Begin

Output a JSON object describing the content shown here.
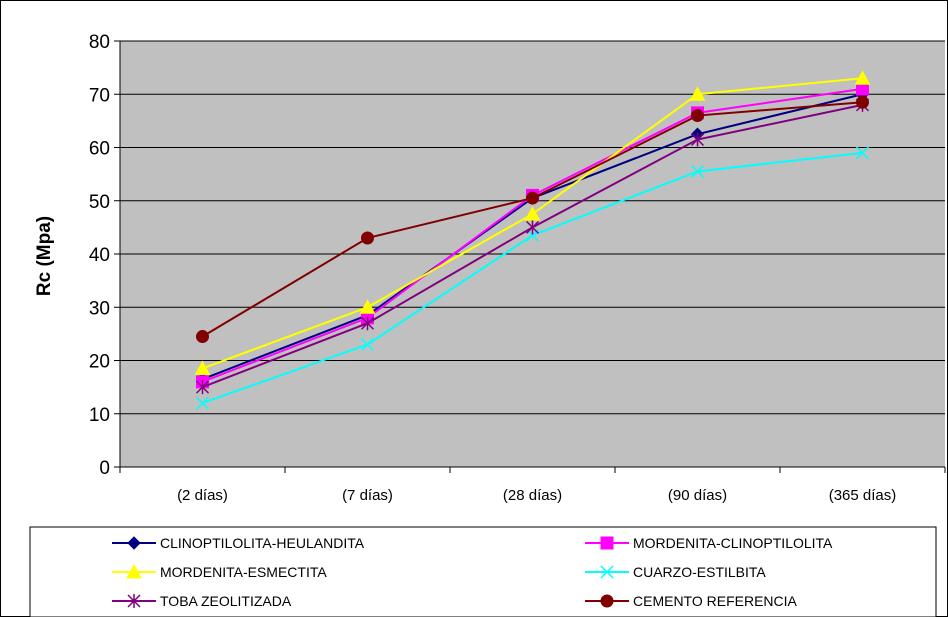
{
  "chart_data": {
    "type": "line",
    "title": "",
    "xlabel": "",
    "ylabel": "Rc (Mpa)",
    "ylim": [
      0,
      80
    ],
    "yticks": [
      0,
      10,
      20,
      30,
      40,
      50,
      60,
      70,
      80
    ],
    "grid": true,
    "legend_position": "bottom",
    "plot_background": "#c0c0c0",
    "categories": [
      "(2 días)",
      "(7 días)",
      "(28 días)",
      "(90 días)",
      "(365 días)"
    ],
    "series": [
      {
        "name": "CLINOPTILOLITA-HEULANDITA",
        "color": "#000080",
        "marker": "diamond",
        "values": [
          16.5,
          28.5,
          50.5,
          62.5,
          70
        ]
      },
      {
        "name": "MORDENITA-CLINOPTILOLITA",
        "color": "#ff00ff",
        "marker": "square",
        "values": [
          16,
          28,
          51,
          66.5,
          71
        ]
      },
      {
        "name": "MORDENITA-ESMECTITA",
        "color": "#ffff00",
        "marker": "triangle",
        "values": [
          18.5,
          30,
          47.5,
          70,
          73
        ]
      },
      {
        "name": "CUARZO-ESTILBITA",
        "color": "#00ffff",
        "marker": "x",
        "values": [
          12,
          23,
          43.5,
          55.5,
          59
        ]
      },
      {
        "name": "TOBA ZEOLITIZADA",
        "color": "#800080",
        "marker": "star",
        "values": [
          15,
          27,
          45,
          61.5,
          68
        ]
      },
      {
        "name": "CEMENTO REFERENCIA",
        "color": "#800000",
        "marker": "circle",
        "values": [
          24.5,
          43,
          50.5,
          66,
          68.5
        ]
      }
    ]
  }
}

End

What you need to do:
Make an exact copy of the records shown above, without the pictures.

Exercise output:
Output a JSON object describing the content shown here.
{
  "chart_data": {
    "type": "line",
    "title": "",
    "xlabel": "",
    "ylabel": "Rc (Mpa)",
    "ylim": [
      0,
      80
    ],
    "yticks": [
      0,
      10,
      20,
      30,
      40,
      50,
      60,
      70,
      80
    ],
    "grid": true,
    "legend_position": "bottom",
    "plot_background": "#c0c0c0",
    "categories": [
      "(2 días)",
      "(7 días)",
      "(28 días)",
      "(90 días)",
      "(365 días)"
    ],
    "series": [
      {
        "name": "CLINOPTILOLITA-HEULANDITA",
        "color": "#000080",
        "marker": "diamond",
        "values": [
          16.5,
          28.5,
          50.5,
          62.5,
          70
        ]
      },
      {
        "name": "MORDENITA-CLINOPTILOLITA",
        "color": "#ff00ff",
        "marker": "square",
        "values": [
          16,
          28,
          51,
          66.5,
          71
        ]
      },
      {
        "name": "MORDENITA-ESMECTITA",
        "color": "#ffff00",
        "marker": "triangle",
        "values": [
          18.5,
          30,
          47.5,
          70,
          73
        ]
      },
      {
        "name": "CUARZO-ESTILBITA",
        "color": "#00ffff",
        "marker": "x",
        "values": [
          12,
          23,
          43.5,
          55.5,
          59
        ]
      },
      {
        "name": "TOBA ZEOLITIZADA",
        "color": "#800080",
        "marker": "star",
        "values": [
          15,
          27,
          45,
          61.5,
          68
        ]
      },
      {
        "name": "CEMENTO REFERENCIA",
        "color": "#800000",
        "marker": "circle",
        "values": [
          24.5,
          43,
          50.5,
          66,
          68.5
        ]
      }
    ]
  }
}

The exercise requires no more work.